→ **Directions**: Copy every one of the lines below verbatim, omitting the picture from your output.

→ **Supplied data**:

◇ ◇ ◇ ◇ ◇ ◇ ◇

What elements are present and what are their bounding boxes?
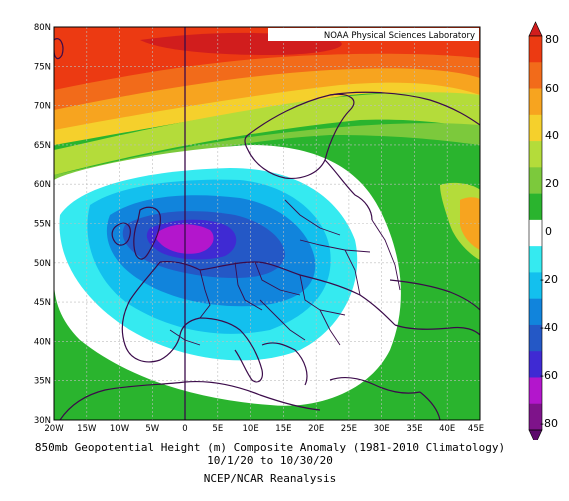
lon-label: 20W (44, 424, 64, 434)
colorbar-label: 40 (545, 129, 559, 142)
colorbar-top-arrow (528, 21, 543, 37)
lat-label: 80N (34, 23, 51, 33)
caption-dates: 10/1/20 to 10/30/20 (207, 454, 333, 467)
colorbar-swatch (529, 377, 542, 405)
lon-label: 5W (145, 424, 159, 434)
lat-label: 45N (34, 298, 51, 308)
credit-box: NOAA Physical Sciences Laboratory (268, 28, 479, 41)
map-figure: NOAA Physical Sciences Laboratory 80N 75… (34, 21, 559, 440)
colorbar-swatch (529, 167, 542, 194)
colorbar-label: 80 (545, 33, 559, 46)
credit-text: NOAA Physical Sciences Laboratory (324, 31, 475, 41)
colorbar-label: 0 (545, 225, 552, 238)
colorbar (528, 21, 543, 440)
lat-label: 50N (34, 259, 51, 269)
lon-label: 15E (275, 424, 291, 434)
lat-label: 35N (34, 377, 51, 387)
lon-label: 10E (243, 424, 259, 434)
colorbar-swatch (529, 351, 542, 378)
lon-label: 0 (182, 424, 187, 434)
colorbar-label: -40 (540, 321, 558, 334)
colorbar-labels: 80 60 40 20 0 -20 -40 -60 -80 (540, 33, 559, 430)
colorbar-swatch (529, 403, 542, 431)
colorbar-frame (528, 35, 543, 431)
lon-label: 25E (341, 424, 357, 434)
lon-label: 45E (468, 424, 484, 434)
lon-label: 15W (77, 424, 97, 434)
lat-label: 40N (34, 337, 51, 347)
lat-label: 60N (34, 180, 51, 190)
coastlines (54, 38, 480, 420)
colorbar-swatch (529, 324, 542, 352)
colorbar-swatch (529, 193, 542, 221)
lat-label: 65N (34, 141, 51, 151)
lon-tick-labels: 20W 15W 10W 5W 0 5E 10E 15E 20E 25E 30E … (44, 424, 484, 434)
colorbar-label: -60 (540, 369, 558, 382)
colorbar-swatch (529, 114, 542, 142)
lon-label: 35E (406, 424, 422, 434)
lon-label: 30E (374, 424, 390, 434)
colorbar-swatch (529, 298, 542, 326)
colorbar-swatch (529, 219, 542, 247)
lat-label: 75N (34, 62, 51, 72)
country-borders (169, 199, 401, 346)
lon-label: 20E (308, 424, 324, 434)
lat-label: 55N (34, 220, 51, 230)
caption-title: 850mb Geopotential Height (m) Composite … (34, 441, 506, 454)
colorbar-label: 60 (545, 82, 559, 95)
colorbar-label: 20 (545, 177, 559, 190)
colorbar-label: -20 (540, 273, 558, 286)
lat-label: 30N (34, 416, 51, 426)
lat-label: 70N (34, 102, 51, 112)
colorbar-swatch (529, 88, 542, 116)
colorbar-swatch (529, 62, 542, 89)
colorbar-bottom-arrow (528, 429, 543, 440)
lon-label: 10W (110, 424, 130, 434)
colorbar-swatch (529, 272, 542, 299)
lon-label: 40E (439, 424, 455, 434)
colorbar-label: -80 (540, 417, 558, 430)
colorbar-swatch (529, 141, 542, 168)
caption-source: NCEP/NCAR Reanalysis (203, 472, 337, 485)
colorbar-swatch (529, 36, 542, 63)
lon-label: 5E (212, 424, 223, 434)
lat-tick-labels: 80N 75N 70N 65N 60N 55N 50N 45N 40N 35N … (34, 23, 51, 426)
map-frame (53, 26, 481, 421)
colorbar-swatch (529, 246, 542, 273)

◇ ◇ ◇ ◇ ◇ ◇ ◇

→ **Solution to this problem**:
What elements are present and what are their bounding boxes?
lon-label: 20W (44, 424, 64, 434)
colorbar-label: 40 (545, 129, 559, 142)
colorbar-top-arrow (528, 21, 543, 37)
lat-label: 80N (34, 23, 51, 33)
caption-dates: 10/1/20 to 10/30/20 (207, 454, 333, 467)
colorbar-swatch (529, 377, 542, 405)
lon-label: 5W (145, 424, 159, 434)
lat-label: 45N (34, 298, 51, 308)
credit-box: NOAA Physical Sciences Laboratory (268, 28, 479, 41)
map-figure: NOAA Physical Sciences Laboratory 80N 75… (34, 21, 559, 440)
colorbar-swatch (529, 167, 542, 194)
colorbar-label: 80 (545, 33, 559, 46)
credit-text: NOAA Physical Sciences Laboratory (324, 31, 475, 41)
colorbar-label: 0 (545, 225, 552, 238)
colorbar (528, 21, 543, 440)
lat-label: 50N (34, 259, 51, 269)
lon-label: 15E (275, 424, 291, 434)
lat-label: 35N (34, 377, 51, 387)
lon-label: 10E (243, 424, 259, 434)
colorbar-swatch (529, 351, 542, 378)
lon-label: 0 (182, 424, 187, 434)
colorbar-label: -40 (540, 321, 558, 334)
colorbar-labels: 80 60 40 20 0 -20 -40 -60 -80 (540, 33, 559, 430)
colorbar-swatch (529, 403, 542, 431)
colorbar-frame (528, 35, 543, 431)
lon-label: 25E (341, 424, 357, 434)
lon-label: 45E (468, 424, 484, 434)
lon-label: 15W (77, 424, 97, 434)
lat-label: 40N (34, 337, 51, 347)
lat-label: 60N (34, 180, 51, 190)
coastlines (54, 38, 480, 420)
colorbar-swatch (529, 324, 542, 352)
colorbar-swatch (529, 193, 542, 221)
lat-label: 65N (34, 141, 51, 151)
lon-tick-labels: 20W 15W 10W 5W 0 5E 10E 15E 20E 25E 30E … (44, 424, 484, 434)
colorbar-label: -60 (540, 369, 558, 382)
colorbar-swatch (529, 114, 542, 142)
lon-label: 35E (406, 424, 422, 434)
lon-label: 30E (374, 424, 390, 434)
colorbar-swatch (529, 298, 542, 326)
colorbar-swatch (529, 219, 542, 247)
lat-label: 75N (34, 62, 51, 72)
country-borders (169, 199, 401, 346)
lon-label: 20E (308, 424, 324, 434)
lat-label: 55N (34, 220, 51, 230)
caption-title: 850mb Geopotential Height (m) Composite … (34, 441, 506, 454)
colorbar-label: 60 (545, 82, 559, 95)
colorbar-label: 20 (545, 177, 559, 190)
colorbar-label: -20 (540, 273, 558, 286)
lat-label: 30N (34, 416, 51, 426)
lat-label: 70N (34, 102, 51, 112)
colorbar-swatch (529, 88, 542, 116)
colorbar-swatch (529, 62, 542, 89)
colorbar-bottom-arrow (528, 429, 543, 440)
lon-label: 10W (110, 424, 130, 434)
colorbar-swatch (529, 272, 542, 299)
lon-label: 40E (439, 424, 455, 434)
colorbar-label: -80 (540, 417, 558, 430)
colorbar-swatch (529, 141, 542, 168)
caption-source: NCEP/NCAR Reanalysis (203, 472, 337, 485)
colorbar-swatch (529, 36, 542, 63)
lon-label: 5E (212, 424, 223, 434)
lat-tick-labels: 80N 75N 70N 65N 60N 55N 50N 45N 40N 35N … (34, 23, 51, 426)
map-frame (53, 26, 481, 421)
colorbar-swatch (529, 246, 542, 273)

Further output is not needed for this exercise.